» PROBLEM REQUIREMENTS
Starting from the line that contains "Output the text content of this document.", reproduce each line exactly through the end of the material, and include no other lines.

## Start RECORDS FOR THE TASK

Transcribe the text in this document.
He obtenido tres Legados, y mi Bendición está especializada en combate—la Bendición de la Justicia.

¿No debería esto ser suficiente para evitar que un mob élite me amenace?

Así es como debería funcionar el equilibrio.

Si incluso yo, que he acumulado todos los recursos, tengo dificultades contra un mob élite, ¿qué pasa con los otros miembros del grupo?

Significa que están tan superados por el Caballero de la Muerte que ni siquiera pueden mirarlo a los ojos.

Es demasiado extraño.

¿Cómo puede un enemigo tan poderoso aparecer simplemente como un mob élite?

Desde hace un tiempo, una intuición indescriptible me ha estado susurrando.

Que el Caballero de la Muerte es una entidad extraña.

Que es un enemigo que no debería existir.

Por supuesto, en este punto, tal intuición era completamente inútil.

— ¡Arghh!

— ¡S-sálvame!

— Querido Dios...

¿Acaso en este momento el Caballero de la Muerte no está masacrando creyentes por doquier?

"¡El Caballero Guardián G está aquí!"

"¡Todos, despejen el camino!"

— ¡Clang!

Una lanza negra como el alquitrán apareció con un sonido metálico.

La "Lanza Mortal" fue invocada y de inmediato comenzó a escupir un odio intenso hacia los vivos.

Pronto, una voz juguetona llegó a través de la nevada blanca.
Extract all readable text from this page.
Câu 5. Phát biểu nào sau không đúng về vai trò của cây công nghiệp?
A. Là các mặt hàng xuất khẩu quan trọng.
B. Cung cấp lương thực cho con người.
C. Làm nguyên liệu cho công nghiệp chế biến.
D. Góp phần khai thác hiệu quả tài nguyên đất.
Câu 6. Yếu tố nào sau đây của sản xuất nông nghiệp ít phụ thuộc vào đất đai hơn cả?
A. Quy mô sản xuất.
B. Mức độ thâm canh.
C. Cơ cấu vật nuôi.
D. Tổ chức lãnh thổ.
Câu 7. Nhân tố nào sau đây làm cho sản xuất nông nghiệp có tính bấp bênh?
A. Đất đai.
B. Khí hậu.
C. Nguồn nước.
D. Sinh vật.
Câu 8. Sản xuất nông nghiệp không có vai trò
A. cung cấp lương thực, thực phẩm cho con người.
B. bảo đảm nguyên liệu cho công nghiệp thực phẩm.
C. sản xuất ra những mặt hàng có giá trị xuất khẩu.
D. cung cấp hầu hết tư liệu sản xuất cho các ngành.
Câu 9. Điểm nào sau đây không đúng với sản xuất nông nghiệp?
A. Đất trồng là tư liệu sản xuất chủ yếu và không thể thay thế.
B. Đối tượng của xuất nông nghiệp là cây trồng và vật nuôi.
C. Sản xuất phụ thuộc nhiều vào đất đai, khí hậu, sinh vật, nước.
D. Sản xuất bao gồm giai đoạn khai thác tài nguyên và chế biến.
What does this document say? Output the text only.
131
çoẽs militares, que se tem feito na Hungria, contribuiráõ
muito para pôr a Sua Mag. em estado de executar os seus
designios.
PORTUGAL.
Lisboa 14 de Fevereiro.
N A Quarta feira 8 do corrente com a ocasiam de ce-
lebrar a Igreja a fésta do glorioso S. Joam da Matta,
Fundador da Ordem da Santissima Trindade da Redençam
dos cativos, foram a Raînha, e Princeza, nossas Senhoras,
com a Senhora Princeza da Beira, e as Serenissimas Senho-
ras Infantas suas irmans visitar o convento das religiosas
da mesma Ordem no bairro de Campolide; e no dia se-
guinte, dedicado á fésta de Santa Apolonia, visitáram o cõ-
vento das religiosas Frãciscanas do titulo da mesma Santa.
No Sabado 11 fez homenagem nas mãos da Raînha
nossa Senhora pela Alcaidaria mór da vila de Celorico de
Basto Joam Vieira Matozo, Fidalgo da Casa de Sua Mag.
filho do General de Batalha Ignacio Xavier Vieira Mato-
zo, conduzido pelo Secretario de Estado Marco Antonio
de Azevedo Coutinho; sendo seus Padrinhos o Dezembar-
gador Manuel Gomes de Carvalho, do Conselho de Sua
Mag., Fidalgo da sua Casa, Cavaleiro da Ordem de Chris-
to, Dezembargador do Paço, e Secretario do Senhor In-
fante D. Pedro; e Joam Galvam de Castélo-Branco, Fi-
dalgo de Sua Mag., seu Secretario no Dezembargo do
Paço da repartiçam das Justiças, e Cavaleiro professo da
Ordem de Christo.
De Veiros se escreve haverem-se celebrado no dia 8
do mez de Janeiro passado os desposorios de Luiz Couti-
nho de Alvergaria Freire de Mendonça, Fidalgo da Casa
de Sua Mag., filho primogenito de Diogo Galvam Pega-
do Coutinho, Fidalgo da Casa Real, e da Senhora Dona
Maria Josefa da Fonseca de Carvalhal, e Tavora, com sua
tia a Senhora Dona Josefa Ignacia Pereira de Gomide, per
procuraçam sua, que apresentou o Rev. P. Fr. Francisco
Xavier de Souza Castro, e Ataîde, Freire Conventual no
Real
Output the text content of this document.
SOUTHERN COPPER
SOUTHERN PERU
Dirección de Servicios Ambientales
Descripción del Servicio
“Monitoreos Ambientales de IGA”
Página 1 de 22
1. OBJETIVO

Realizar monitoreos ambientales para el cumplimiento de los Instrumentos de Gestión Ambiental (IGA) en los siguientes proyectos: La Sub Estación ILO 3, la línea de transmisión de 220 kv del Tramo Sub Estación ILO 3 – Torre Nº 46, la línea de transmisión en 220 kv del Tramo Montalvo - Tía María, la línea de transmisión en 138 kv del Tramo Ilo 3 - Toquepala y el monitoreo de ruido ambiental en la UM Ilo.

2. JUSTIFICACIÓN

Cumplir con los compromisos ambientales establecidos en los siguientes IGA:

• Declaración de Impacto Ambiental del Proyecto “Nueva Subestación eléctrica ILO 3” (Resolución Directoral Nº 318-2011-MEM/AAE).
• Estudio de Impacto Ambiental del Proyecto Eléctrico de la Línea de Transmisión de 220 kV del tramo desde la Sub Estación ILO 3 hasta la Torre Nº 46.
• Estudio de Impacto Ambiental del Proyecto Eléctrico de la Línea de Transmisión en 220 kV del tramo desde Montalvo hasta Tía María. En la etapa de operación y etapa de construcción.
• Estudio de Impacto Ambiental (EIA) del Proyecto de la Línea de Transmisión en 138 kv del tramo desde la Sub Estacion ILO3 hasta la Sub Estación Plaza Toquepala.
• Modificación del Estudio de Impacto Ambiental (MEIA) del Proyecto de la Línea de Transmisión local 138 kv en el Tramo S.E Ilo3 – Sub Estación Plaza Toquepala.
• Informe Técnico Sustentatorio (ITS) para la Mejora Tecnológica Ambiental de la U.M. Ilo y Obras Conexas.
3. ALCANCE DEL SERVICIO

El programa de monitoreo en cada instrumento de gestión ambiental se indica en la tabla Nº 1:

## End RECORDS FOR THE TASK

» EXERCISE OUTPUT
Output the text content of this document.
SOUTHERN COPPER
SOUTHERN PERU
Dirección de Servicios Ambientales
Descripción del Servicio
“Monitoreos Ambientales de IGA”
Página 1 de 22
1. OBJETIVO

Realizar monitoreos ambientales para el cumplimiento de los Instrumentos de Gestión Ambiental (IGA) en los siguientes proyectos: La Sub Estación ILO 3, la línea de transmisión de 220 kv del Tramo Sub Estación ILO 3 – Torre Nº 46, la línea de transmisión en 220 kv del Tramo Montalvo - Tía María, la línea de transmisión en 138 kv del Tramo Ilo 3 - Toquepala y el monitoreo de ruido ambiental en la UM Ilo.

2. JUSTIFICACIÓN

Cumplir con los compromisos ambientales establecidos en los siguientes IGA:

• Declaración de Impacto Ambiental del Proyecto “Nueva Subestación eléctrica ILO 3” (Resolución Directoral Nº 318-2011-MEM/AAE).
• Estudio de Impacto Ambiental del Proyecto Eléctrico de la Línea de Transmisión de 220 kV del tramo desde la Sub Estación ILO 3 hasta la Torre Nº 46.
• Estudio de Impacto Ambiental del Proyecto Eléctrico de la Línea de Transmisión en 220 kV del tramo desde Montalvo hasta Tía María. En la etapa de operación y etapa de construcción.
• Estudio de Impacto Ambiental (EIA) del Proyecto de la Línea de Transmisión en 138 kv del tramo desde la Sub Estacion ILO3 hasta la Sub Estación Plaza Toquepala.
• Modificación del Estudio de Impacto Ambiental (MEIA) del Proyecto de la Línea de Transmisión local 138 kv en el Tramo S.E Ilo3 – Sub Estación Plaza Toquepala.
• Informe Técnico Sustentatorio (ITS) para la Mejora Tecnológica Ambiental de la U.M. Ilo y Obras Conexas.
3. ALCANCE DEL SERVICIO

El programa de monitoreo en cada instrumento de gestión ambiental se indica en la tabla Nº 1:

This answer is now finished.